───── Supplied entries

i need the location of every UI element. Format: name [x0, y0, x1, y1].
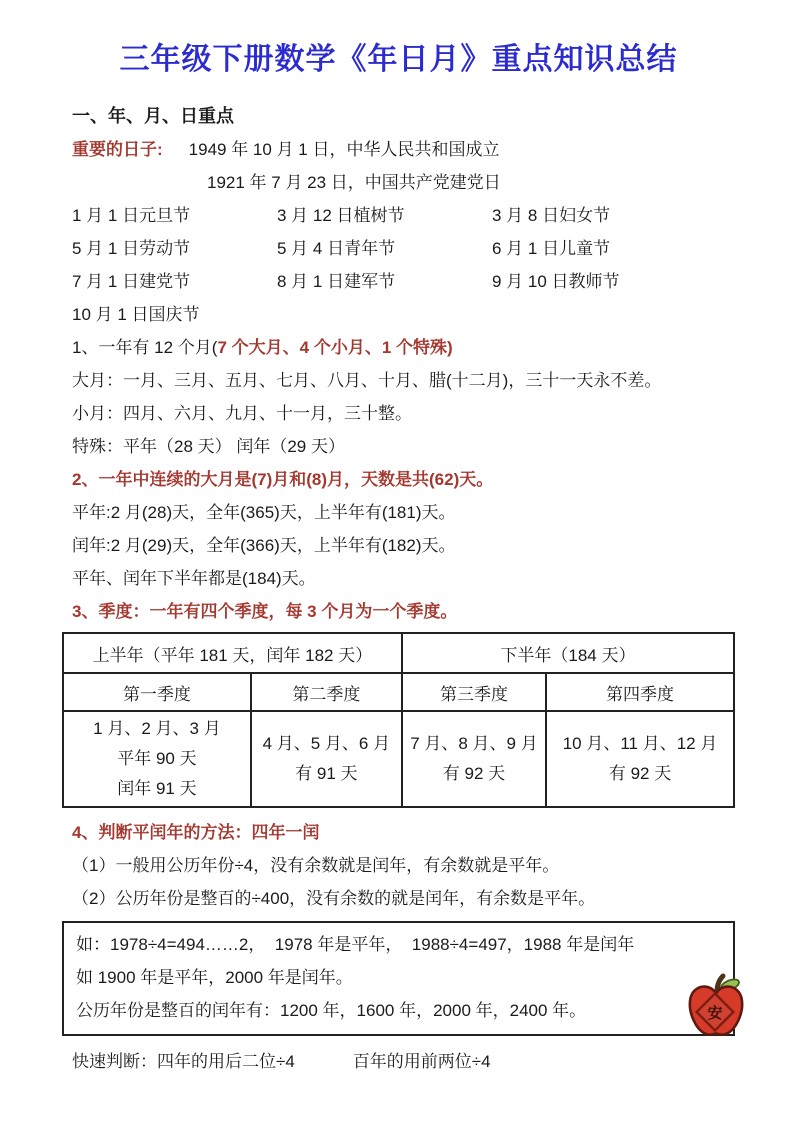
common-year-line: 平年:2 月(28)天，全年(365)天，上半年有(181)天。 [62, 496, 735, 529]
point3-heading: 3、季度：一年有四个季度，每 3 个月为一个季度。 [62, 595, 735, 628]
important-days-label: 重要的日子: [72, 133, 163, 166]
holiday-item: 5 月 4 日青年节 [277, 232, 492, 265]
quarter-1-months: 1 月、2 月、3 月 [66, 714, 248, 744]
second-half-line: 平年、闰年下半年都是(184)天。 [62, 562, 735, 595]
holiday-item: 1 月 1 日元旦节 [72, 199, 277, 232]
quarter-1-common-days: 平年 90 天 [66, 744, 248, 774]
quarter-3-days: 有 92 天 [405, 759, 543, 789]
quarter-4-days: 有 92 天 [549, 759, 731, 789]
point1-prefix: 1、一年有 12 个月( [72, 338, 217, 357]
page-title: 三年级下册数学《年日月》重点知识总结 [62, 40, 735, 80]
table-row-quarter-details: 1 月、2 月、3 月 平年 90 天 闰年 91 天 4 月、5 月、6 月 … [63, 711, 734, 807]
holiday-item: 6 月 1 日儿童节 [492, 232, 735, 265]
holiday-national-day: 10 月 1 日国庆节 [62, 298, 735, 331]
point4-heading: 4、判断平闰年的方法：四年一闰 [62, 816, 735, 849]
important-date-1921: 1921 年 7 月 23 日，中国共产党建党日 [62, 166, 735, 199]
second-half-header: 下半年（184 天） [402, 633, 734, 673]
holiday-item: 3 月 8 日妇女节 [492, 199, 735, 232]
example-line-3: 公历年份是整百的闰年有：1200 年，1600 年，2000 年，2400 年。 [76, 994, 721, 1027]
small-months-line: 小月：四月、六月、九月、十一月，三十整。 [62, 397, 735, 430]
document-page: 三年级下册数学《年日月》重点知识总结 一、年、月、日重点 重要的日子: 1949… [0, 0, 793, 1122]
quarter-4-cell: 10 月、11 月、12 月 有 92 天 [546, 711, 734, 807]
quarter-2-days: 有 91 天 [254, 759, 399, 789]
quarter-3-cell: 7 月、8 月、9 月 有 92 天 [402, 711, 546, 807]
quarter-header-2: 第二季度 [251, 673, 402, 711]
quarter-1-cell: 1 月、2 月、3 月 平年 90 天 闰年 91 天 [63, 711, 251, 807]
quick-judge-rule-hundred: 百年的用前两位÷4 [353, 1052, 491, 1071]
quick-judge-line: 快速判断：四年的用后二位÷4百年的用前两位÷4 [62, 1045, 735, 1078]
holiday-item: 8 月 1 日建军节 [277, 265, 492, 298]
leap-year-line: 闰年:2 月(29)天，全年(366)天，上半年有(182)天。 [62, 529, 735, 562]
leap-rule-1: （1）一般用公历年份÷4，没有余数就是闰年，有余数就是平年。 [62, 849, 735, 882]
point1-highlight: 7 个大月、4 个小月、1 个特殊) [217, 338, 452, 357]
holiday-item: 7 月 1 日建党节 [72, 265, 277, 298]
example-line-2: 如 1900 年是平年，2000 年是闰年。 [76, 961, 721, 994]
example-box: 如：1978÷4=494……2， 1978 年是平年， 1988÷4=497，1… [62, 921, 735, 1036]
section-heading: 一、年、月、日重点 [62, 100, 735, 133]
point2-heading: 2、一年中连续的大月是(7)月和(8)月，天数是共(62)天。 [62, 463, 735, 496]
quarter-2-months: 4 月、5 月、6 月 [254, 729, 399, 759]
holiday-list: 1 月 1 日元旦节 3 月 12 日植树节 3 月 8 日妇女节 5 月 1 … [62, 199, 735, 298]
first-half-header: 上半年（平年 181 天，闰年 182 天） [63, 633, 402, 673]
quarter-2-cell: 4 月、5 月、6 月 有 91 天 [251, 711, 402, 807]
important-days-line: 重要的日子: 1949 年 10 月 1 日，中华人民共和国成立 [62, 133, 735, 166]
point1-heading: 1、一年有 12 个月(7 个大月、4 个小月、1 个特殊) [62, 331, 735, 364]
quarter-header-3: 第三季度 [402, 673, 546, 711]
apple-icon: 安 [684, 972, 748, 1042]
quarter-header-4: 第四季度 [546, 673, 734, 711]
quarter-header-1: 第一季度 [63, 673, 251, 711]
quarter-table: 上半年（平年 181 天，闰年 182 天） 下半年（184 天） 第一季度 第… [62, 632, 735, 808]
big-months-line: 大月：一月、三月、五月、七月、八月、十月、腊(十二月)，三十一天永不差。 [62, 364, 735, 397]
table-row-quarter-headers: 第一季度 第二季度 第三季度 第四季度 [63, 673, 734, 711]
holiday-item: 3 月 12 日植树节 [277, 199, 492, 232]
special-month-line: 特殊：平年（28 天） 闰年（29 天） [62, 430, 735, 463]
apple-badge-char: 安 [707, 1004, 722, 1022]
quick-judge-rule-four: 四年的用后二位÷4 [157, 1052, 295, 1071]
quick-judge-label: 快速判断： [72, 1052, 157, 1071]
example-line-1: 如：1978÷4=494……2， 1978 年是平年， 1988÷4=497，1… [76, 928, 721, 961]
table-row-halves: 上半年（平年 181 天，闰年 182 天） 下半年（184 天） [63, 633, 734, 673]
quarter-4-months: 10 月、11 月、12 月 [549, 729, 731, 759]
holiday-item: 9 月 10 日教师节 [492, 265, 735, 298]
quarter-1-leap-days: 闰年 91 天 [66, 774, 248, 804]
quarter-3-months: 7 月、8 月、9 月 [405, 729, 543, 759]
leap-rule-2: （2）公历年份是整百的÷400，没有余数的就是闰年，有余数是平年。 [62, 882, 735, 915]
important-date-1949: 1949 年 10 月 1 日，中华人民共和国成立 [189, 133, 500, 166]
holiday-item: 5 月 1 日劳动节 [72, 232, 277, 265]
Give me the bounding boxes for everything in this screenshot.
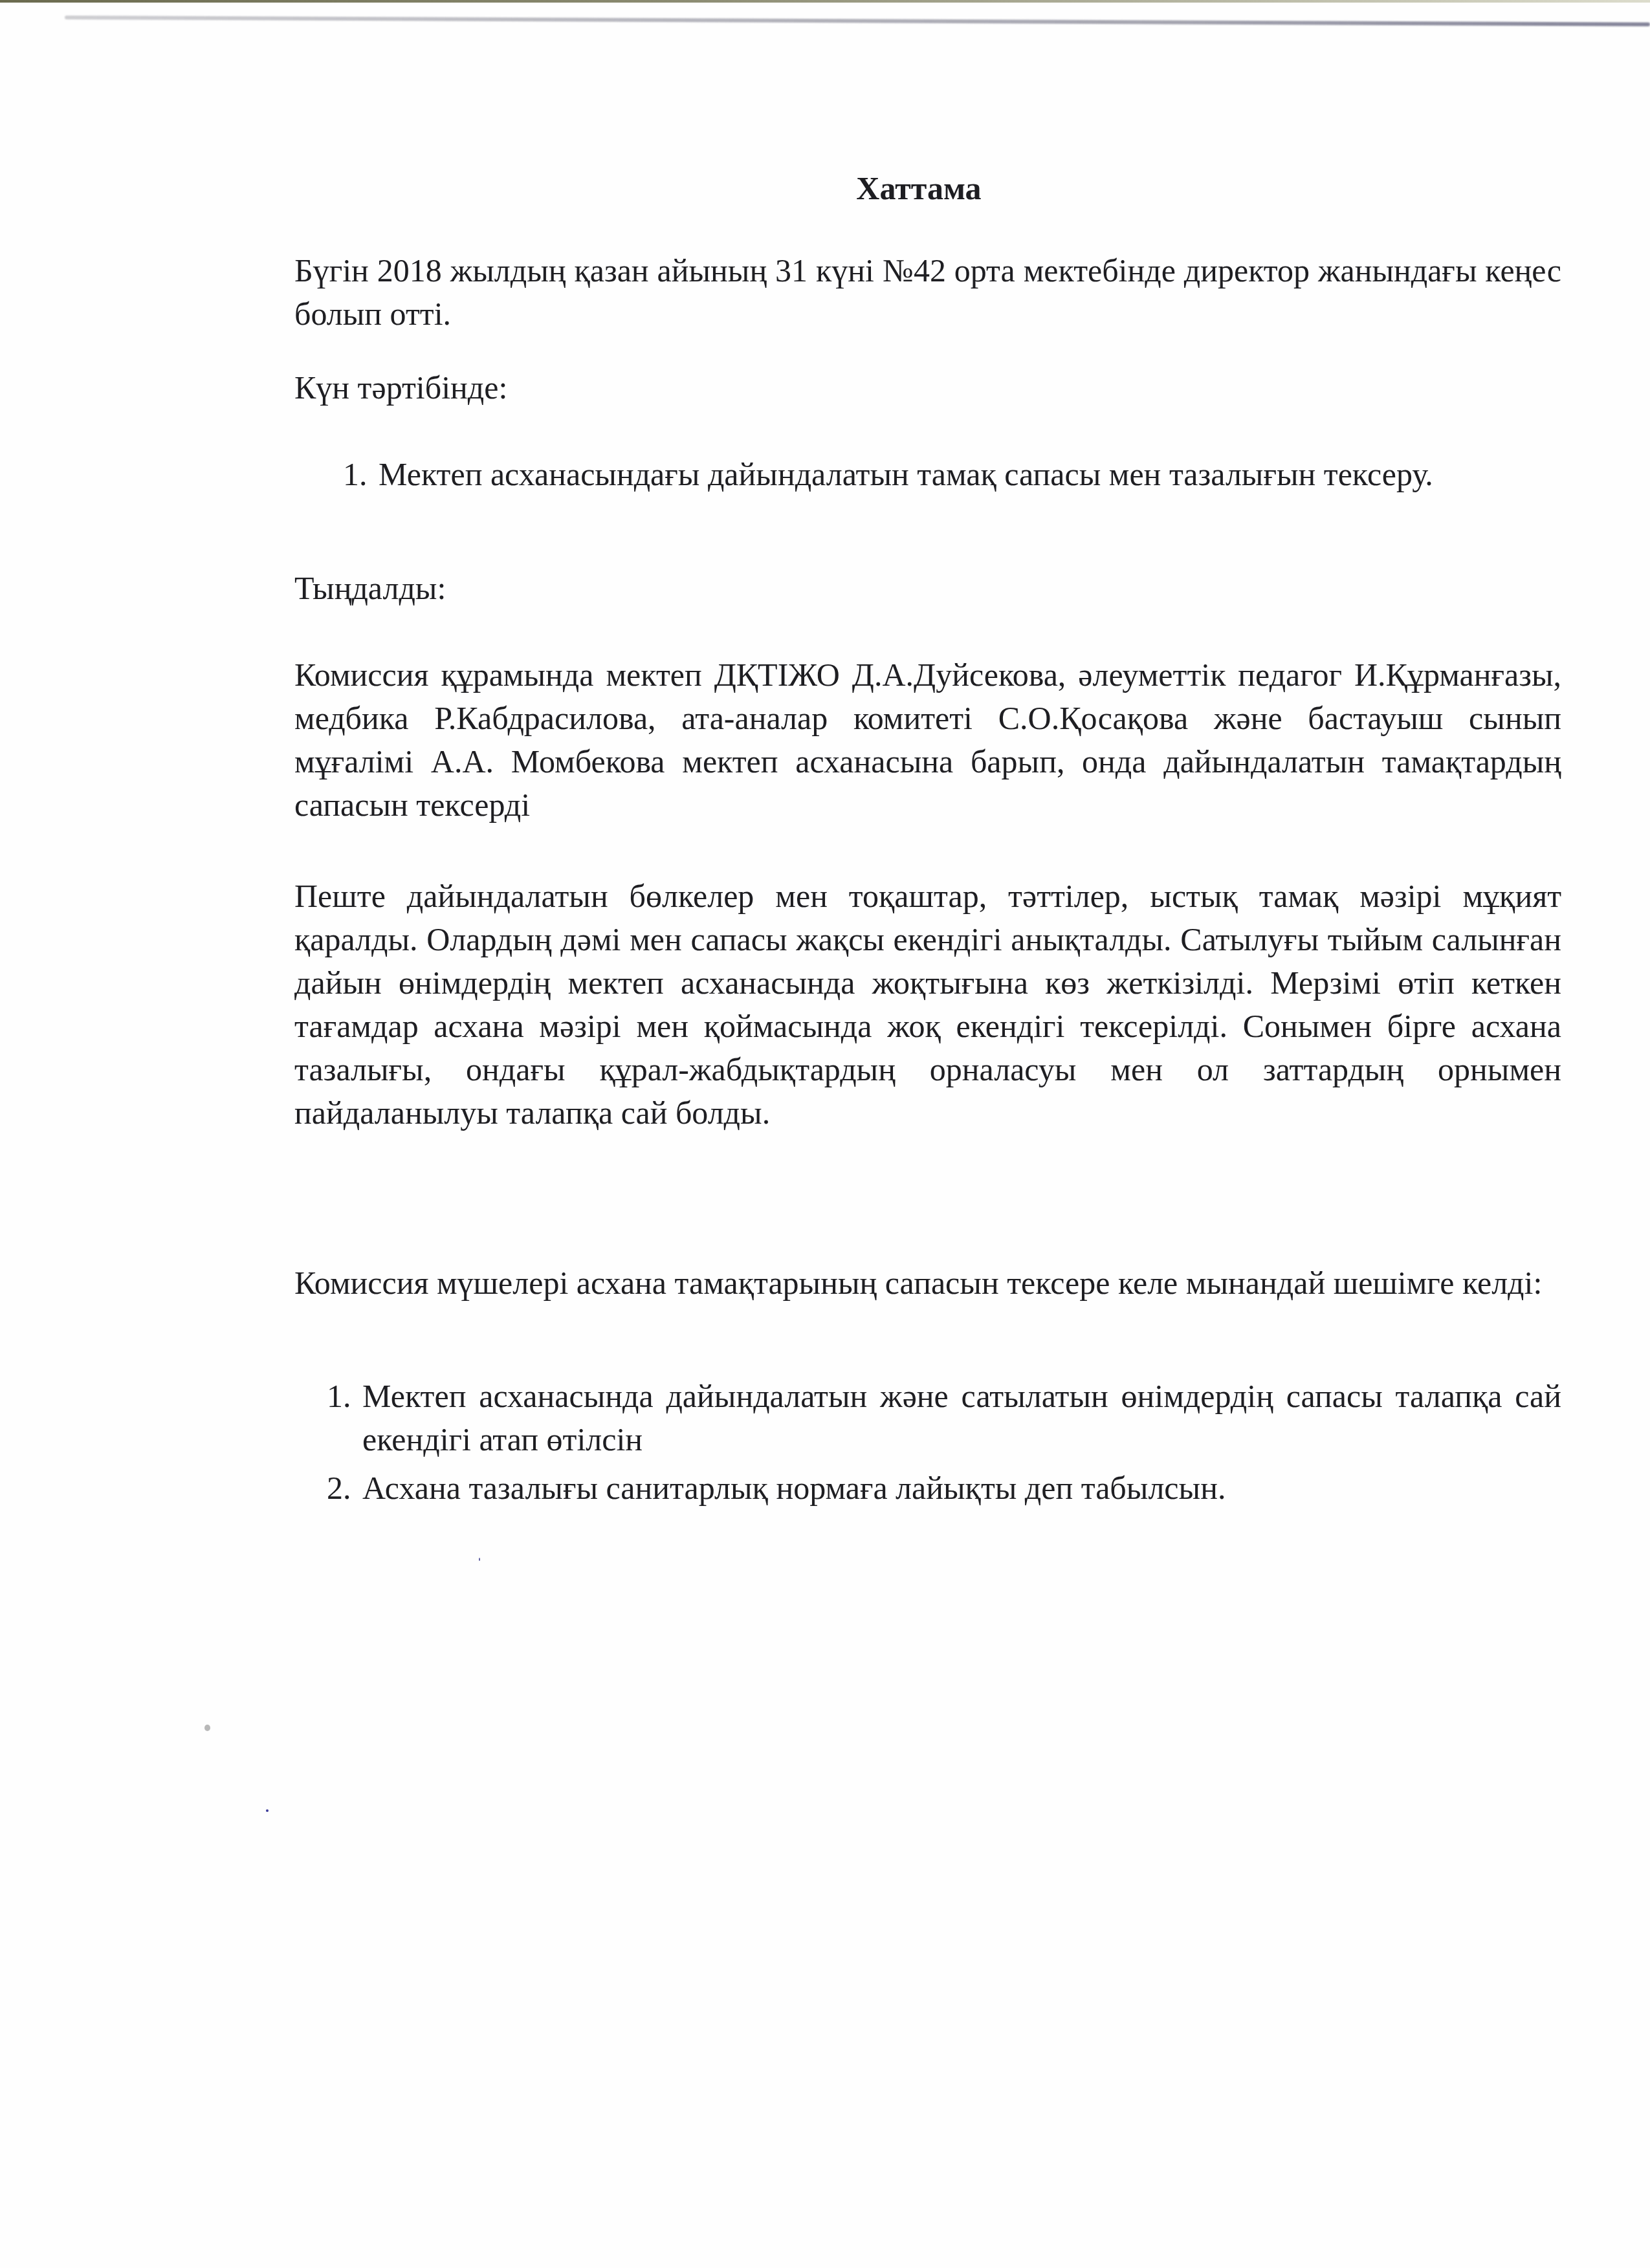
list-number: 1. (343, 453, 368, 496)
intro-paragraph: Бүгін 2018 жылдың қазан айының 31 күні №… (294, 249, 1561, 336)
decision-item-text: Мектеп асханасында дайындалатын және сат… (362, 1378, 1561, 1457)
agenda-list: 1. Мектеп асханасындағы дайындалатын там… (294, 453, 1561, 496)
agenda-item-text: Мектеп асханасындағы дайындалатын тамақ … (379, 456, 1433, 492)
scan-speck (479, 1558, 480, 1561)
decision-item: 1. Мектеп асханасында дайындалатын және … (278, 1375, 1561, 1461)
scan-speck (204, 1725, 210, 1731)
agenda-heading: Күн тәртібінде: (294, 366, 1561, 409)
decision-item-text: Асхана тазалығы санитарлық нормаға лайық… (362, 1470, 1226, 1506)
page-title: Хаттама (0, 169, 1650, 207)
inspection-paragraph: Пеште дайындалатын бөлкелер мен тоқаштар… (294, 875, 1561, 1135)
decision-item: 2. Асхана тазалығы санитарлық нормаға ла… (278, 1467, 1561, 1510)
list-number: 1. (327, 1375, 351, 1418)
scan-fold-shadow (65, 16, 1650, 27)
scan-speck (266, 1809, 269, 1812)
commission-paragraph: Комиссия құрамында мектеп ДҚТІЖО Д.А.Дуй… (294, 653, 1561, 827)
scan-top-edge (0, 0, 1650, 3)
agenda-item: 1. Мектеп асханасындағы дайындалатын там… (294, 453, 1561, 496)
decisions-list: 1. Мектеп асханасында дайындалатын және … (278, 1375, 1561, 1510)
list-number: 2. (327, 1467, 351, 1510)
decision-intro: Комиссия мүшелері асхана тамақтарының са… (294, 1261, 1561, 1305)
listened-heading: Тыңдалды: (294, 567, 1561, 610)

──────────

● **What this task involves**: Print the lines of the records starting at the line that contains "common-year-line: 平年:2 月(28)天，全年(365)天，上半年有(181)天。" and ending at the line that contains "small-months-line: 小月：四月、六月、九月、十一月，三十整。 [62, 397, 735, 430]", with both of those lines included, and print them unchanged.

● **Output for this task**:
common-year-line: 平年:2 月(28)天，全年(365)天，上半年有(181)天。 [62, 496, 735, 529]
point3-heading: 3、季度：一年有四个季度，每 3 个月为一个季度。 [62, 595, 735, 628]
important-days-label: 重要的日子: [72, 133, 163, 166]
holiday-item: 5 月 4 日青年节 [277, 232, 492, 265]
quarter-1-months: 1 月、2 月、3 月 [66, 714, 248, 744]
second-half-line: 平年、闰年下半年都是(184)天。 [62, 562, 735, 595]
holiday-item: 1 月 1 日元旦节 [72, 199, 277, 232]
quarter-1-common-days: 平年 90 天 [66, 744, 248, 774]
quarter-3-days: 有 92 天 [405, 759, 543, 789]
quarter-4-days: 有 92 天 [549, 759, 731, 789]
point1-prefix: 1、一年有 12 个月( [72, 338, 217, 357]
page-title: 三年级下册数学《年日月》重点知识总结 [62, 40, 735, 80]
table-row-quarter-details: 1 月、2 月、3 月 平年 90 天 闰年 91 天 4 月、5 月、6 月 … [63, 711, 734, 807]
holiday-item: 6 月 1 日儿童节 [492, 232, 735, 265]
holiday-national-day: 10 月 1 日国庆节 [62, 298, 735, 331]
point4-heading: 4、判断平闰年的方法：四年一闰 [62, 816, 735, 849]
important-date-1921: 1921 年 7 月 23 日，中国共产党建党日 [62, 166, 735, 199]
second-half-header: 下半年（184 天） [402, 633, 734, 673]
holiday-item: 3 月 8 日妇女节 [492, 199, 735, 232]
example-line-3: 公历年份是整百的闰年有：1200 年，1600 年，2000 年，2400 年。 [76, 994, 721, 1027]
small-months-line: 小月：四月、六月、九月、十一月，三十整。 [62, 397, 735, 430]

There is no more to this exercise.